◆ **The exercise**
Tally how many lines of these entries hold the string "icon". Return the number alone.
─── Given data ───
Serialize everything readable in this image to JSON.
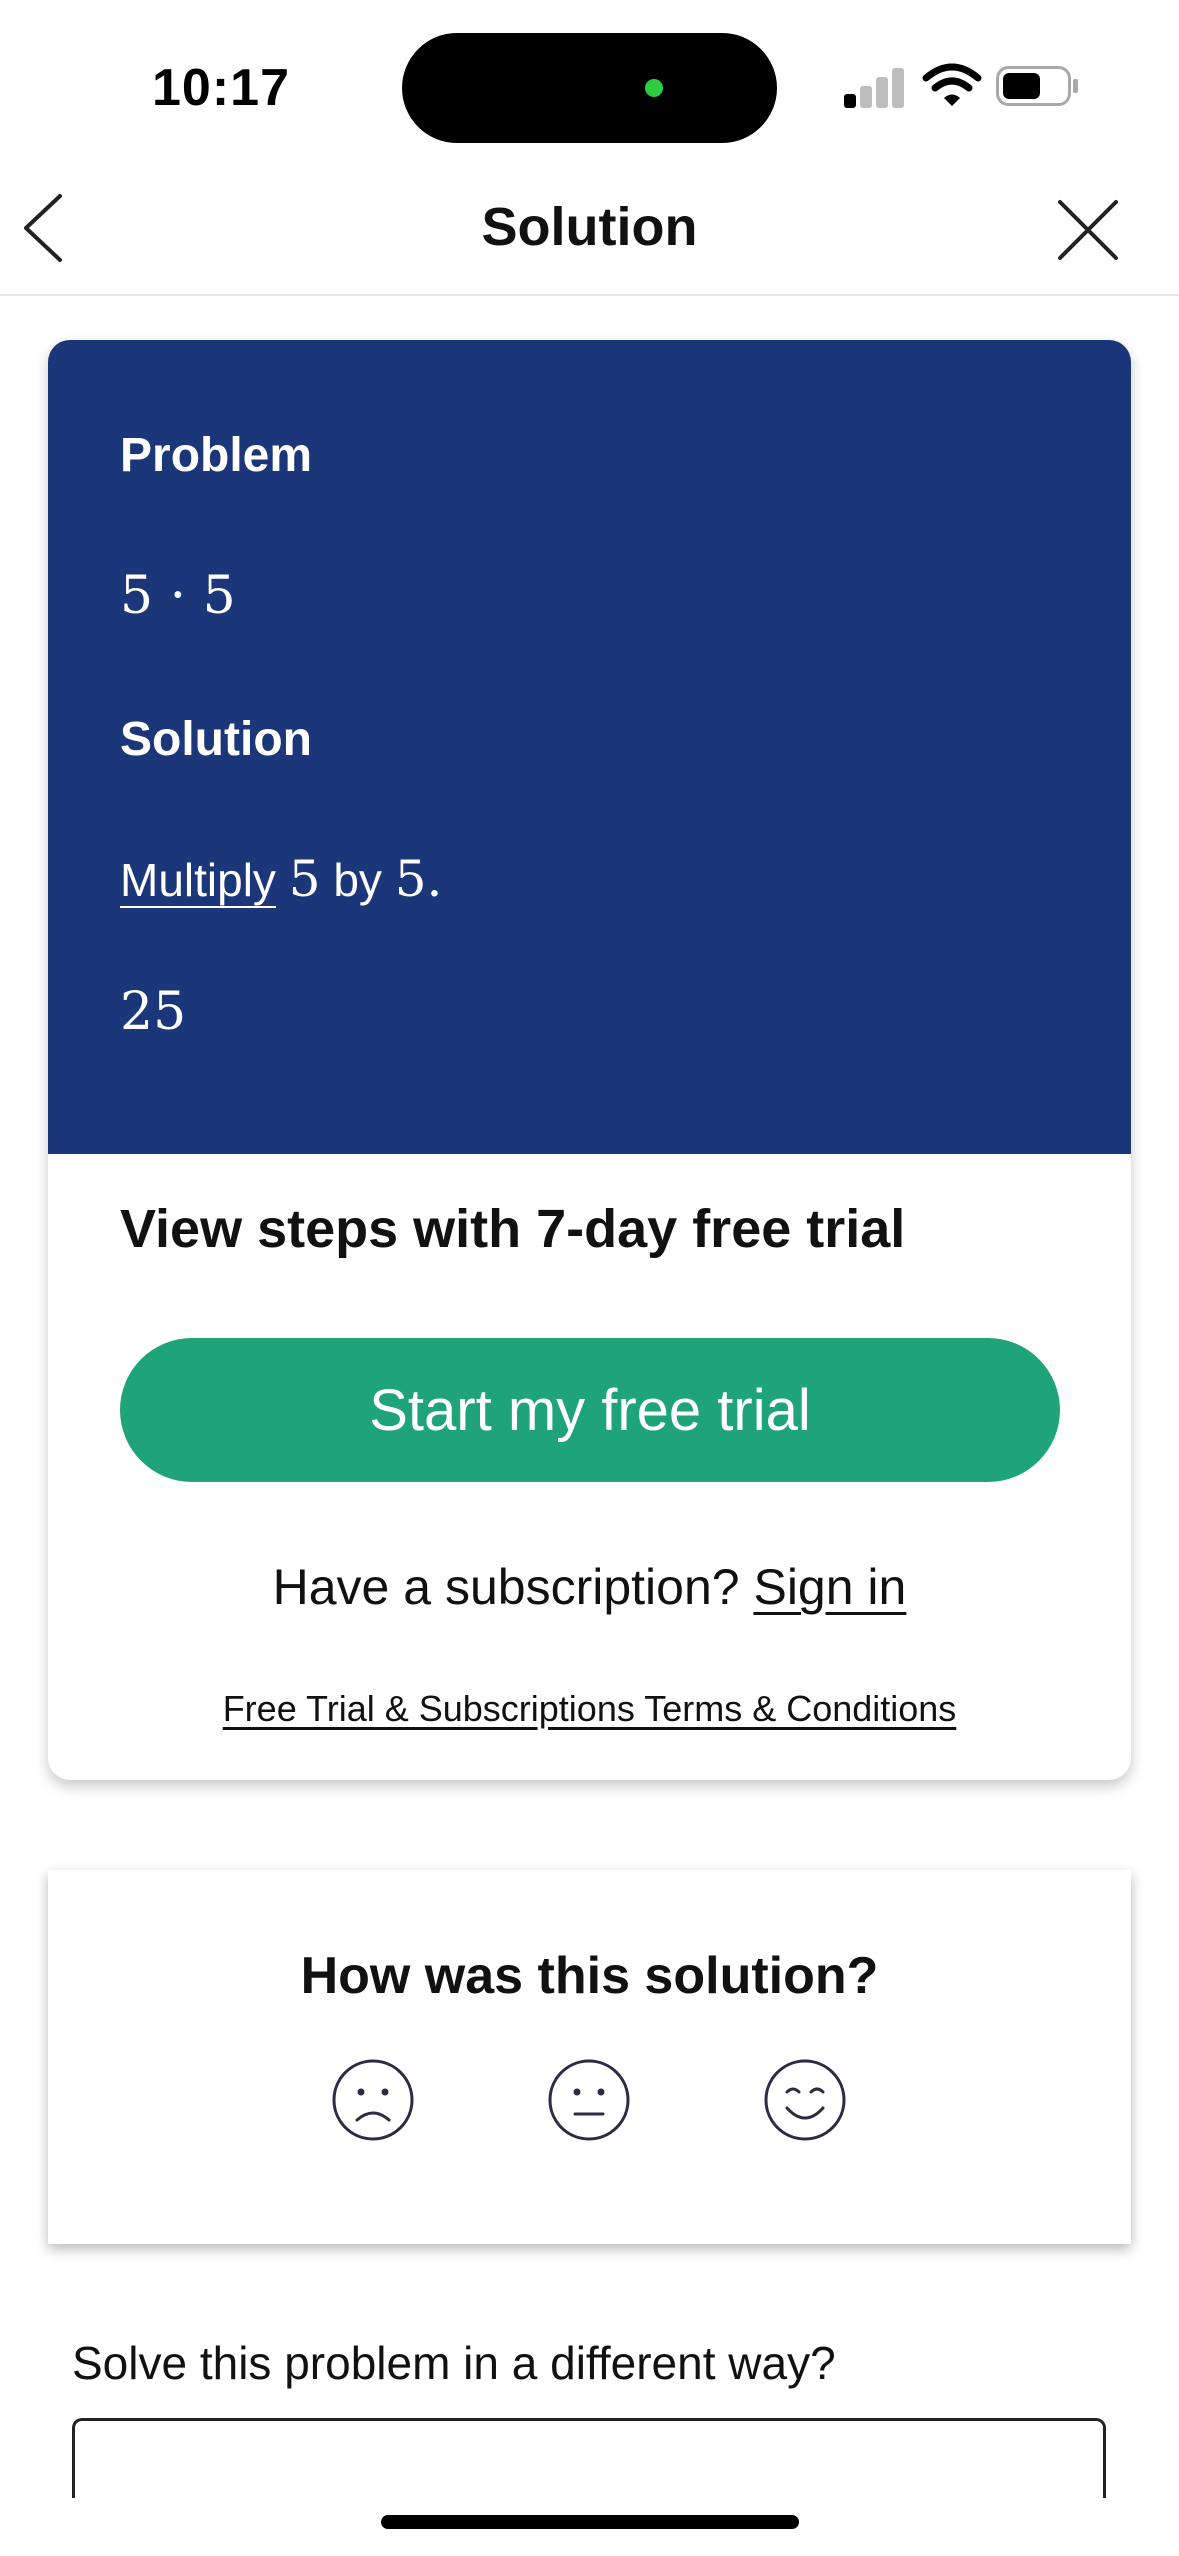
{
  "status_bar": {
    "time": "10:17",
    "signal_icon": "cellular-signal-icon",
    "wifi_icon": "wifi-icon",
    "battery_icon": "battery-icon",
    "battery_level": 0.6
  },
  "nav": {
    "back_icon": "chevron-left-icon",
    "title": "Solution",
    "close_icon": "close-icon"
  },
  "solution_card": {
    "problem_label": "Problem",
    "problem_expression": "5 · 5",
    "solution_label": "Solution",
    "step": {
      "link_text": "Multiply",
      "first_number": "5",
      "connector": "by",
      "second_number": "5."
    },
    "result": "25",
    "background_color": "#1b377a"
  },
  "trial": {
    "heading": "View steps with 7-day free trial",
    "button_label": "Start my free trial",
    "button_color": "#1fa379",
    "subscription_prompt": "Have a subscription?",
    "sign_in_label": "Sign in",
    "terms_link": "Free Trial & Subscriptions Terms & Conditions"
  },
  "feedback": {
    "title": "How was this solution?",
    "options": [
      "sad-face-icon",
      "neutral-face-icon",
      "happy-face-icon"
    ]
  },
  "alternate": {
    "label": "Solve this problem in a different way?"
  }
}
───
─── Given data ───
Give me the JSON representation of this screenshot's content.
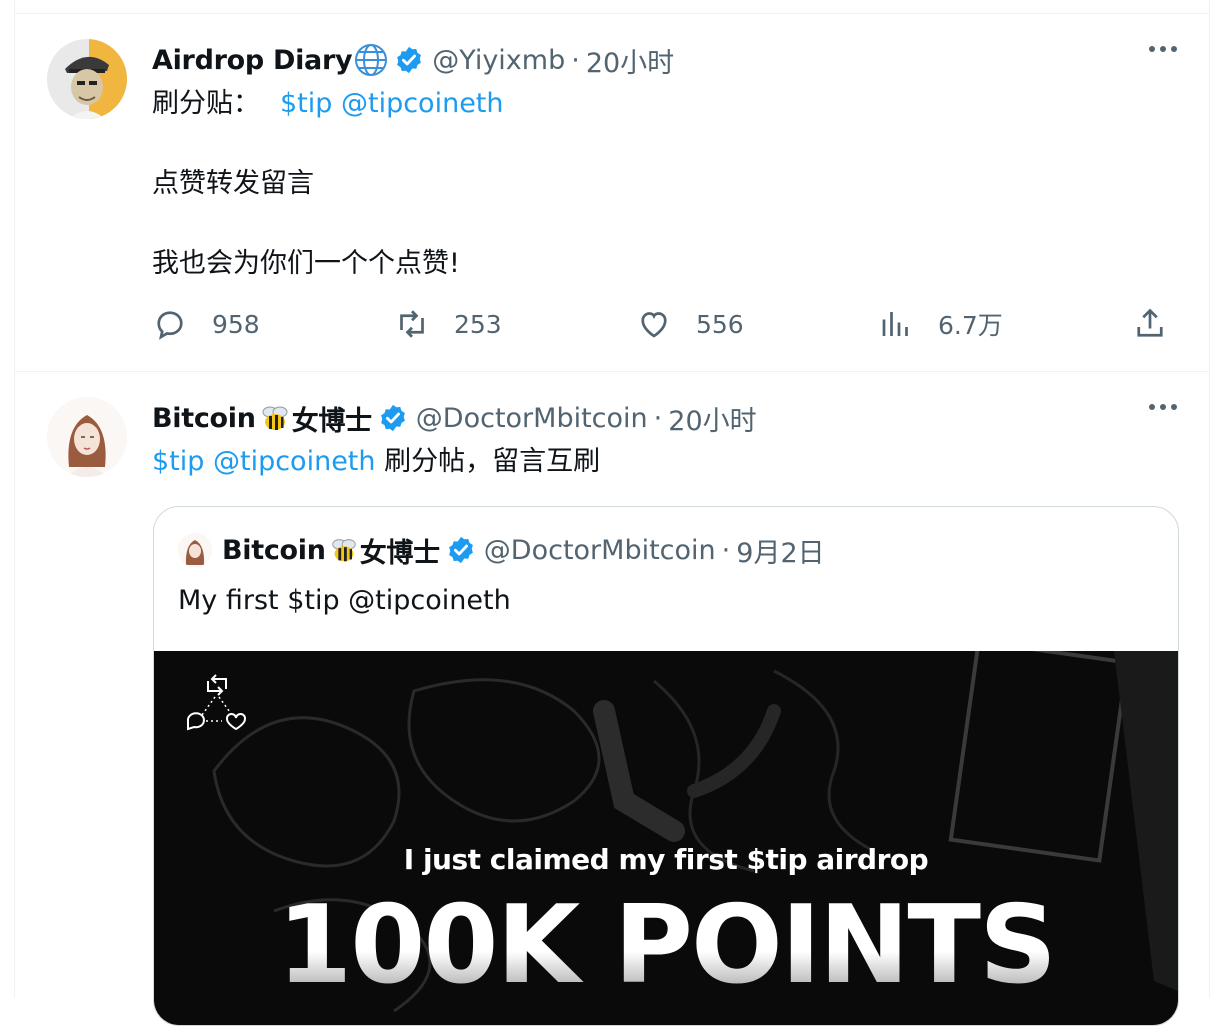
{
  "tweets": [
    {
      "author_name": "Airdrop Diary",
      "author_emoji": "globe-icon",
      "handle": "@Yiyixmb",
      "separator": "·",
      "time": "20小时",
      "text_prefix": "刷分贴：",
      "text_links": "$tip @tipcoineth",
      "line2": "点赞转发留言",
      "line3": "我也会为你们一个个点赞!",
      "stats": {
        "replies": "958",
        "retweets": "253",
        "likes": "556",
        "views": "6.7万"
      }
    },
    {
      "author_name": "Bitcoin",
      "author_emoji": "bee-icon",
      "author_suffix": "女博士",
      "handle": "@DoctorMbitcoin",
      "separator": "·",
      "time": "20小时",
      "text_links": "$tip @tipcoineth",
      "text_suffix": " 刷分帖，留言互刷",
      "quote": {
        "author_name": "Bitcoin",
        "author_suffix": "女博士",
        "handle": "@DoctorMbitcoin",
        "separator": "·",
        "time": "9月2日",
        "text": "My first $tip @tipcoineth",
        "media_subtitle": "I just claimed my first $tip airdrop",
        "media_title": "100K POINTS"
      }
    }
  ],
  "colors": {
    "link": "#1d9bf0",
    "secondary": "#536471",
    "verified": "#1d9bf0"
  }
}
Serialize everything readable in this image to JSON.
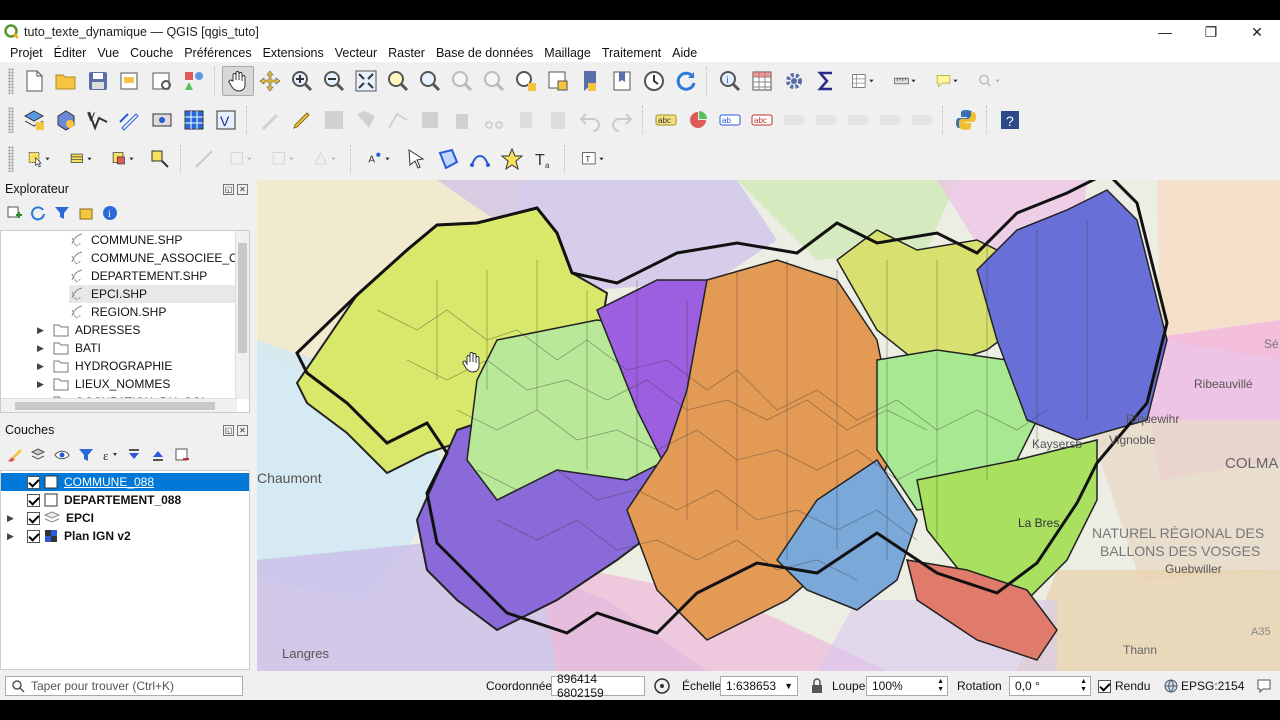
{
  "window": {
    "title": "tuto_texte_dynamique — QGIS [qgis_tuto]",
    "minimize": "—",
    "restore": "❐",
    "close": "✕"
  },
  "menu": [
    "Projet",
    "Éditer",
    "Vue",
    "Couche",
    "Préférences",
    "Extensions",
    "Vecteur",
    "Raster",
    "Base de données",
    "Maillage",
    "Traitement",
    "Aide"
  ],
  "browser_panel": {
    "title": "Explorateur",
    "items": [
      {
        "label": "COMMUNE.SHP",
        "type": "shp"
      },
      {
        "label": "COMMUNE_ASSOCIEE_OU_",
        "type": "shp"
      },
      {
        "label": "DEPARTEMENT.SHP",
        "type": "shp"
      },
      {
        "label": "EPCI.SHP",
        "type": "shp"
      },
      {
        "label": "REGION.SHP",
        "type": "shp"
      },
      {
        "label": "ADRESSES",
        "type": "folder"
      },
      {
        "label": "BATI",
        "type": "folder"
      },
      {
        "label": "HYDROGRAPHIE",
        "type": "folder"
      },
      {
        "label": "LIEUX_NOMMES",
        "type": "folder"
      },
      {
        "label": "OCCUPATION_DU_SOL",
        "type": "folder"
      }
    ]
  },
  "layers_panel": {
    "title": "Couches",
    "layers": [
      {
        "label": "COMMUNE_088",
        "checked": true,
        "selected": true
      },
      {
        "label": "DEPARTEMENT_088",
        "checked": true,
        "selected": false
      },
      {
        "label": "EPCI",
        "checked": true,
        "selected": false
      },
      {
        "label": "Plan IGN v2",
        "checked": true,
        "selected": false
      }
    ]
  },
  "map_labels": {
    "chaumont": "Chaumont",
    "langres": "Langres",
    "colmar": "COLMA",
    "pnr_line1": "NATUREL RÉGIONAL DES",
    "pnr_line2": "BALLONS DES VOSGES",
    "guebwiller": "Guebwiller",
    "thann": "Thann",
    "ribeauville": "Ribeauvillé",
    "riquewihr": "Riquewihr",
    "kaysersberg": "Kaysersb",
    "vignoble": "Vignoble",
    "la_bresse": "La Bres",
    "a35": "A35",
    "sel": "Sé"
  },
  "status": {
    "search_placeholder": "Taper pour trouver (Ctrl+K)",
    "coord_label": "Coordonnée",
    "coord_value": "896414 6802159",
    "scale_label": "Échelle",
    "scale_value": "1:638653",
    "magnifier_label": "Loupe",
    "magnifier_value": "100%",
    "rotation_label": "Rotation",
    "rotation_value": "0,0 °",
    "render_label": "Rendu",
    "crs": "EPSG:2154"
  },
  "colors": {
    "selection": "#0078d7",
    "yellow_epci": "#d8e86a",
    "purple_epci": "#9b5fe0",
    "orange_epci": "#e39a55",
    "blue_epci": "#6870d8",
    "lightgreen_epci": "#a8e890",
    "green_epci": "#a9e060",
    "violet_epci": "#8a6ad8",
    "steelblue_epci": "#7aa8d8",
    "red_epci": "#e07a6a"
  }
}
───
◆ **Exercise output**
10